SHORT TASK ▸ All of the listing below must be repeated word for word. Pictures are the only thing to omit.

(Rows from a dataset)
[Start]

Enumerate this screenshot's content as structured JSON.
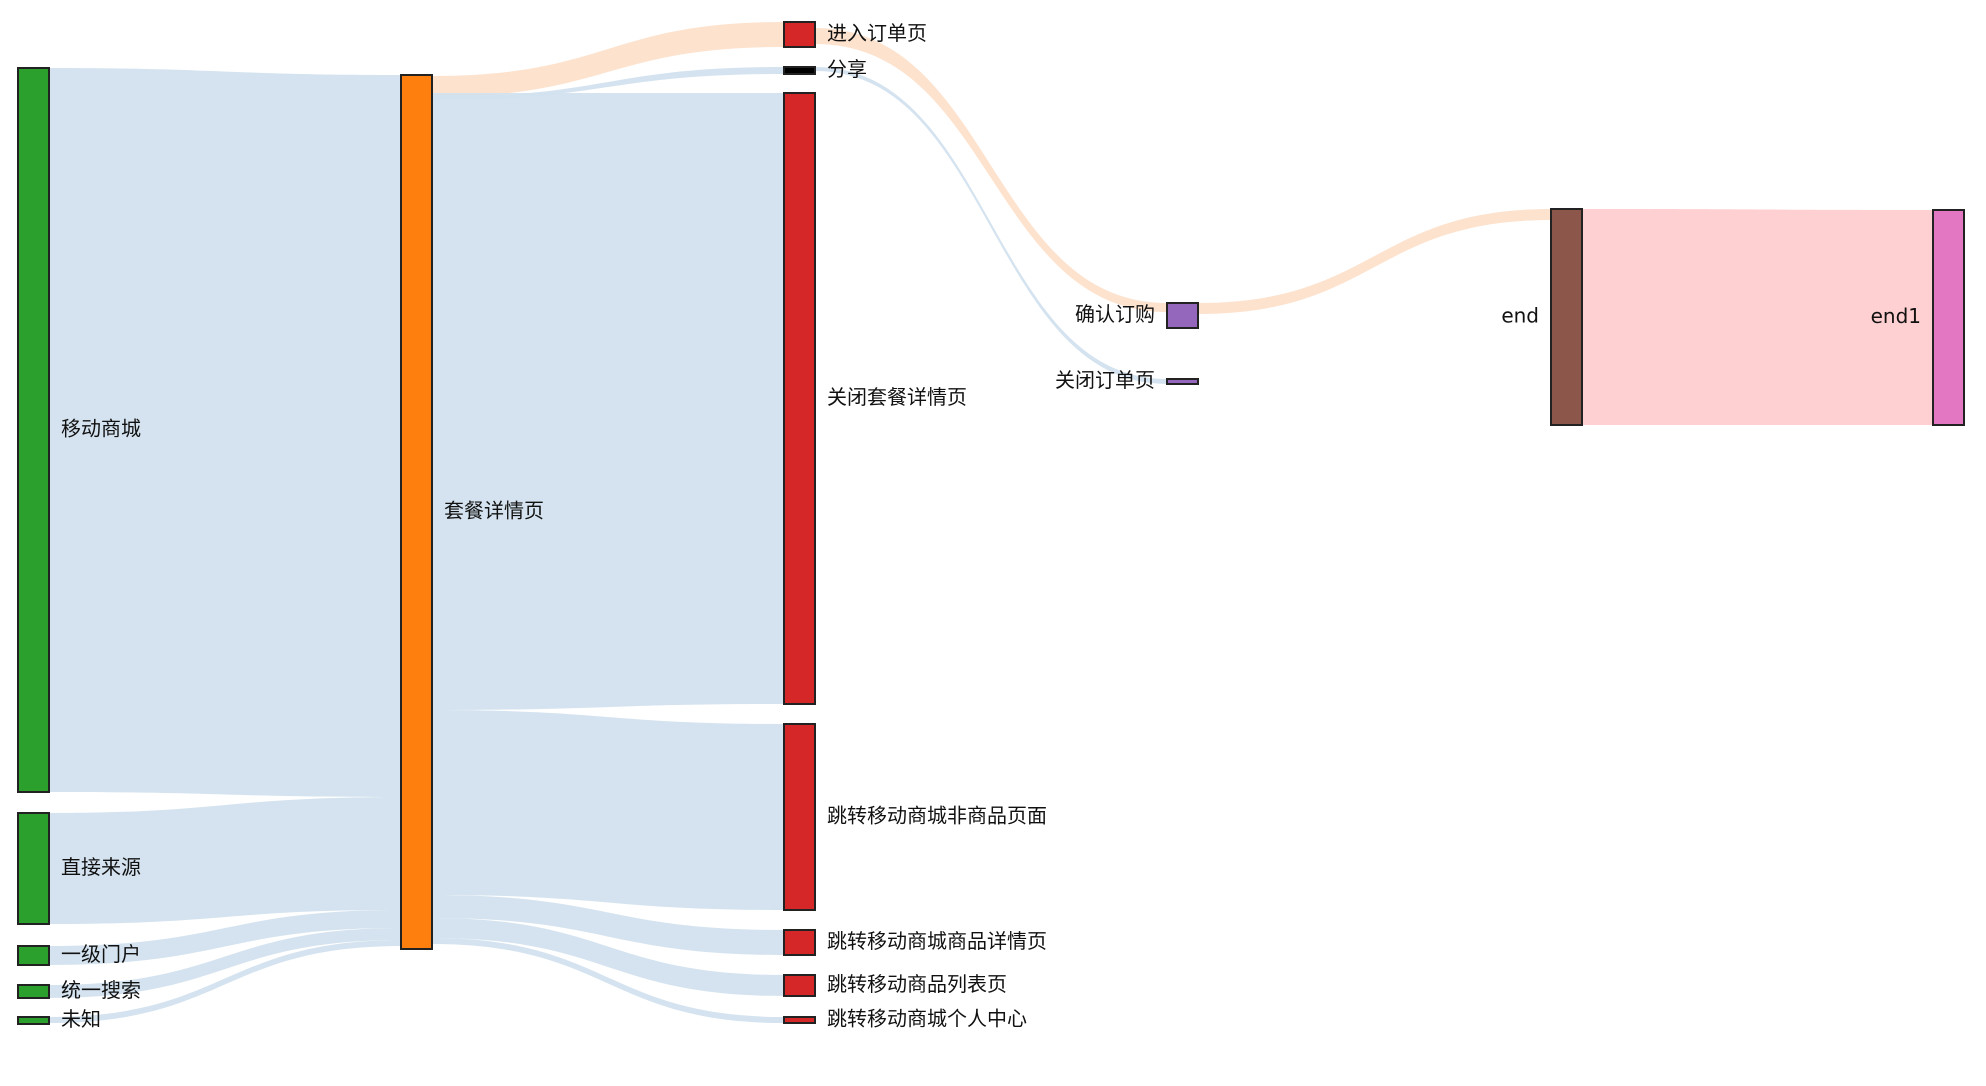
{
  "diagram": {
    "type": "sankey",
    "nodes": [
      {
        "id": "mobile_mall",
        "label": "移动商城",
        "color": "#2ca02c"
      },
      {
        "id": "direct",
        "label": "直接来源",
        "color": "#2ca02c"
      },
      {
        "id": "portal",
        "label": "一级门户",
        "color": "#2ca02c"
      },
      {
        "id": "search",
        "label": "统一搜索",
        "color": "#2ca02c"
      },
      {
        "id": "unknown",
        "label": "未知",
        "color": "#2ca02c"
      },
      {
        "id": "package_detail",
        "label": "套餐详情页",
        "color": "#ff7f0e"
      },
      {
        "id": "enter_order",
        "label": "进入订单页",
        "color": "#d62728"
      },
      {
        "id": "share",
        "label": "分享",
        "color": "#000000"
      },
      {
        "id": "close_package",
        "label": "关闭套餐详情页",
        "color": "#d62728"
      },
      {
        "id": "to_non_product",
        "label": "跳转移动商城非商品页面",
        "color": "#d62728"
      },
      {
        "id": "to_product_detail",
        "label": "跳转移动商城商品详情页",
        "color": "#d62728"
      },
      {
        "id": "to_product_list",
        "label": "跳转移动商品列表页",
        "color": "#d62728"
      },
      {
        "id": "to_personal",
        "label": "跳转移动商城个人中心",
        "color": "#d62728"
      },
      {
        "id": "confirm",
        "label": "确认订购",
        "color": "#9467bd"
      },
      {
        "id": "close_order",
        "label": "关闭订单页",
        "color": "#9467bd"
      },
      {
        "id": "end",
        "label": "end",
        "color": "#8c564b"
      },
      {
        "id": "end1",
        "label": "end1",
        "color": "#e377c2"
      }
    ],
    "links": [
      {
        "source": "mobile_mall",
        "target": "package_detail",
        "value": 700,
        "color": "#d2e1ee"
      },
      {
        "source": "direct",
        "target": "package_detail",
        "value": 108,
        "color": "#d2e1ee"
      },
      {
        "source": "portal",
        "target": "package_detail",
        "value": 20,
        "color": "#d2e1ee"
      },
      {
        "source": "search",
        "target": "package_detail",
        "value": 12,
        "color": "#d2e1ee"
      },
      {
        "source": "unknown",
        "target": "package_detail",
        "value": 6,
        "color": "#d2e1ee"
      },
      {
        "source": "package_detail",
        "target": "enter_order",
        "value": 22,
        "color": "#fde0cb"
      },
      {
        "source": "package_detail",
        "target": "share",
        "value": 6,
        "color": "#d2e1ee"
      },
      {
        "source": "package_detail",
        "target": "close_package",
        "value": 592,
        "color": "#d2e1ee"
      },
      {
        "source": "package_detail",
        "target": "to_non_product",
        "value": 180,
        "color": "#d2e1ee"
      },
      {
        "source": "package_detail",
        "target": "to_product_detail",
        "value": 24,
        "color": "#d2e1ee"
      },
      {
        "source": "package_detail",
        "target": "to_product_list",
        "value": 20,
        "color": "#d2e1ee"
      },
      {
        "source": "package_detail",
        "target": "to_personal",
        "value": 6,
        "color": "#d2e1ee"
      },
      {
        "source": "enter_order",
        "target": "confirm",
        "value": 22,
        "color": "#fde0cb"
      },
      {
        "source": "share",
        "target": "close_order",
        "value": 4,
        "color": "#d2e1ee"
      },
      {
        "source": "confirm",
        "target": "end",
        "value": 10,
        "color": "#fde0cb"
      },
      {
        "source": "end",
        "target": "end1",
        "value": 210,
        "color": "#fecdcf"
      }
    ]
  }
}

[End]

THE RESULT ▸
Enumerate this screenshot's content as structured JSON.
{
  "diagram": {
    "type": "sankey",
    "nodes": [
      {
        "id": "mobile_mall",
        "label": "移动商城",
        "color": "#2ca02c"
      },
      {
        "id": "direct",
        "label": "直接来源",
        "color": "#2ca02c"
      },
      {
        "id": "portal",
        "label": "一级门户",
        "color": "#2ca02c"
      },
      {
        "id": "search",
        "label": "统一搜索",
        "color": "#2ca02c"
      },
      {
        "id": "unknown",
        "label": "未知",
        "color": "#2ca02c"
      },
      {
        "id": "package_detail",
        "label": "套餐详情页",
        "color": "#ff7f0e"
      },
      {
        "id": "enter_order",
        "label": "进入订单页",
        "color": "#d62728"
      },
      {
        "id": "share",
        "label": "分享",
        "color": "#000000"
      },
      {
        "id": "close_package",
        "label": "关闭套餐详情页",
        "color": "#d62728"
      },
      {
        "id": "to_non_product",
        "label": "跳转移动商城非商品页面",
        "color": "#d62728"
      },
      {
        "id": "to_product_detail",
        "label": "跳转移动商城商品详情页",
        "color": "#d62728"
      },
      {
        "id": "to_product_list",
        "label": "跳转移动商品列表页",
        "color": "#d62728"
      },
      {
        "id": "to_personal",
        "label": "跳转移动商城个人中心",
        "color": "#d62728"
      },
      {
        "id": "confirm",
        "label": "确认订购",
        "color": "#9467bd"
      },
      {
        "id": "close_order",
        "label": "关闭订单页",
        "color": "#9467bd"
      },
      {
        "id": "end",
        "label": "end",
        "color": "#8c564b"
      },
      {
        "id": "end1",
        "label": "end1",
        "color": "#e377c2"
      }
    ],
    "links": [
      {
        "source": "mobile_mall",
        "target": "package_detail",
        "value": 700,
        "color": "#d2e1ee"
      },
      {
        "source": "direct",
        "target": "package_detail",
        "value": 108,
        "color": "#d2e1ee"
      },
      {
        "source": "portal",
        "target": "package_detail",
        "value": 20,
        "color": "#d2e1ee"
      },
      {
        "source": "search",
        "target": "package_detail",
        "value": 12,
        "color": "#d2e1ee"
      },
      {
        "source": "unknown",
        "target": "package_detail",
        "value": 6,
        "color": "#d2e1ee"
      },
      {
        "source": "package_detail",
        "target": "enter_order",
        "value": 22,
        "color": "#fde0cb"
      },
      {
        "source": "package_detail",
        "target": "share",
        "value": 6,
        "color": "#d2e1ee"
      },
      {
        "source": "package_detail",
        "target": "close_package",
        "value": 592,
        "color": "#d2e1ee"
      },
      {
        "source": "package_detail",
        "target": "to_non_product",
        "value": 180,
        "color": "#d2e1ee"
      },
      {
        "source": "package_detail",
        "target": "to_product_detail",
        "value": 24,
        "color": "#d2e1ee"
      },
      {
        "source": "package_detail",
        "target": "to_product_list",
        "value": 20,
        "color": "#d2e1ee"
      },
      {
        "source": "package_detail",
        "target": "to_personal",
        "value": 6,
        "color": "#d2e1ee"
      },
      {
        "source": "enter_order",
        "target": "confirm",
        "value": 22,
        "color": "#fde0cb"
      },
      {
        "source": "share",
        "target": "close_order",
        "value": 4,
        "color": "#d2e1ee"
      },
      {
        "source": "confirm",
        "target": "end",
        "value": 10,
        "color": "#fde0cb"
      },
      {
        "source": "end",
        "target": "end1",
        "value": 210,
        "color": "#fecdcf"
      }
    ]
  }
}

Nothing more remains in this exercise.